**REQUEST:**
Write out the records beneath this line exactly as they appear, minus any images.

**SUPPLIED RECORDS:**
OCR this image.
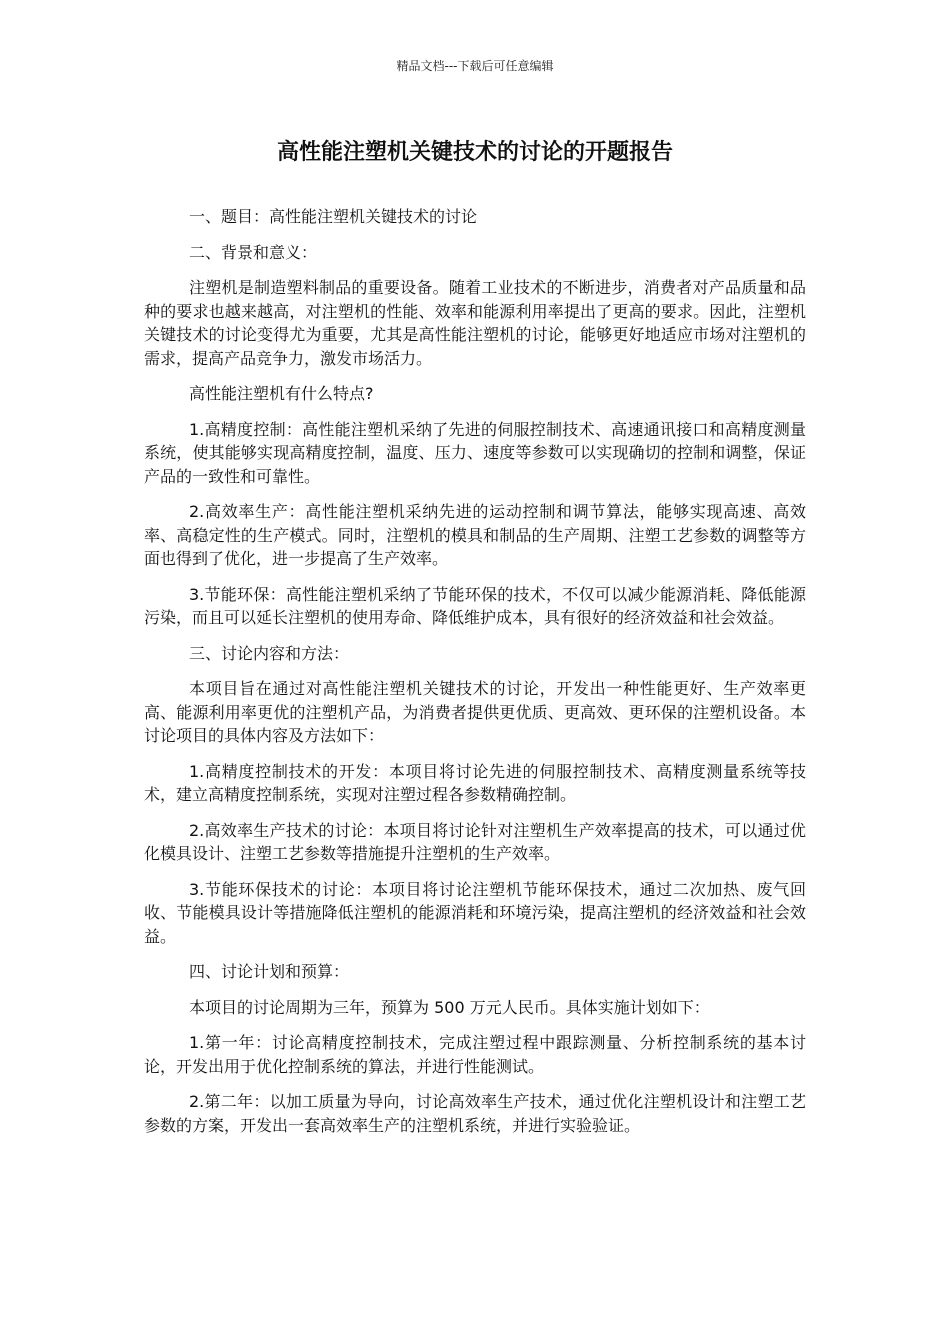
精品文档---下载后可任意编辑
高性能注塑机关键技术的讨论的开题报告

一、题目：高性能注塑机关键技术的讨论

二、背景和意义：

注塑机是制造塑料制品的重要设备。随着工业技术的不断进步，消费者对产品质量和品种的要求也越来越高，对注塑机的性能、效率和能源利用率提出了更高的要求。因此，注塑机关键技术的讨论变得尤为重要，尤其是高性能注塑机的讨论，能够更好地适应市场对注塑机的需求，提高产品竞争力，激发市场活力。

高性能注塑机有什么特点?

1.高精度控制：高性能注塑机采纳了先进的伺服控制技术、高速通讯接口和高精度测量系统，使其能够实现高精度控制，温度、压力、速度等参数可以实现确切的控制和调整，保证产品的一致性和可靠性。

2.高效率生产：高性能注塑机采纳先进的运动控制和调节算法，能够实现高速、高效率、高稳定性的生产模式。同时，注塑机的模具和制品的生产周期、注塑工艺参数的调整等方面也得到了优化，进一步提高了生产效率。

3.节能环保：高性能注塑机采纳了节能环保的技术，不仅可以减少能源消耗、降低能源污染，而且可以延长注塑机的使用寿命、降低维护成本，具有很好的经济效益和社会效益。

三、讨论内容和方法：

本项目旨在通过对高性能注塑机关键技术的讨论，开发出一种性能更好、生产效率更高、能源利用率更优的注塑机产品，为消费者提供更优质、更高效、更环保的注塑机设备。本讨论项目的具体内容及方法如下：

1.高精度控制技术的开发：本项目将讨论先进的伺服控制技术、高精度测量系统等技术，建立高精度控制系统，实现对注塑过程各参数精确控制。

2.高效率生产技术的讨论：本项目将讨论针对注塑机生产效率提高的技术，可以通过优化模具设计、注塑工艺参数等措施提升注塑机的生产效率。

3.节能环保技术的讨论：本项目将讨论注塑机节能环保技术，通过二次加热、废气回收、节能模具设计等措施降低注塑机的能源消耗和环境污染，提高注塑机的经济效益和社会效益。

四、讨论计划和预算：

本项目的讨论周期为三年，预算为 500 万元人民币。具体实施计划如下：

1.第一年：讨论高精度控制技术，完成注塑过程中跟踪测量、分析控制系统的基本讨论，开发出用于优化控制系统的算法，并进行性能测试。

2.第二年：以加工质量为导向，讨论高效率生产技术，通过优化注塑机设计和注塑工艺参数的方案，开发出一套高效率生产的注塑机系统，并进行实验验证。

**SOLVED PROBLEM:**
OCR this image.
精品文档---下载后可任意编辑
高性能注塑机关键技术的讨论的开题报告

一、题目：高性能注塑机关键技术的讨论

二、背景和意义：

注塑机是制造塑料制品的重要设备。随着工业技术的不断进步，消费者对产品质量和品种的要求也越来越高，对注塑机的性能、效率和能源利用率提出了更高的要求。因此，注塑机关键技术的讨论变得尤为重要，尤其是高性能注塑机的讨论，能够更好地适应市场对注塑机的需求，提高产品竞争力，激发市场活力。

高性能注塑机有什么特点?

1.高精度控制：高性能注塑机采纳了先进的伺服控制技术、高速通讯接口和高精度测量系统，使其能够实现高精度控制，温度、压力、速度等参数可以实现确切的控制和调整，保证产品的一致性和可靠性。

2.高效率生产：高性能注塑机采纳先进的运动控制和调节算法，能够实现高速、高效率、高稳定性的生产模式。同时，注塑机的模具和制品的生产周期、注塑工艺参数的调整等方面也得到了优化，进一步提高了生产效率。

3.节能环保：高性能注塑机采纳了节能环保的技术，不仅可以减少能源消耗、降低能源污染，而且可以延长注塑机的使用寿命、降低维护成本，具有很好的经济效益和社会效益。

三、讨论内容和方法：

本项目旨在通过对高性能注塑机关键技术的讨论，开发出一种性能更好、生产效率更高、能源利用率更优的注塑机产品，为消费者提供更优质、更高效、更环保的注塑机设备。本讨论项目的具体内容及方法如下：

1.高精度控制技术的开发：本项目将讨论先进的伺服控制技术、高精度测量系统等技术，建立高精度控制系统，实现对注塑过程各参数精确控制。

2.高效率生产技术的讨论：本项目将讨论针对注塑机生产效率提高的技术，可以通过优化模具设计、注塑工艺参数等措施提升注塑机的生产效率。

3.节能环保技术的讨论：本项目将讨论注塑机节能环保技术，通过二次加热、废气回收、节能模具设计等措施降低注塑机的能源消耗和环境污染，提高注塑机的经济效益和社会效益。

四、讨论计划和预算：

本项目的讨论周期为三年，预算为 500 万元人民币。具体实施计划如下：

1.第一年：讨论高精度控制技术，完成注塑过程中跟踪测量、分析控制系统的基本讨论，开发出用于优化控制系统的算法，并进行性能测试。

2.第二年：以加工质量为导向，讨论高效率生产技术，通过优化注塑机设计和注塑工艺参数的方案，开发出一套高效率生产的注塑机系统，并进行实验验证。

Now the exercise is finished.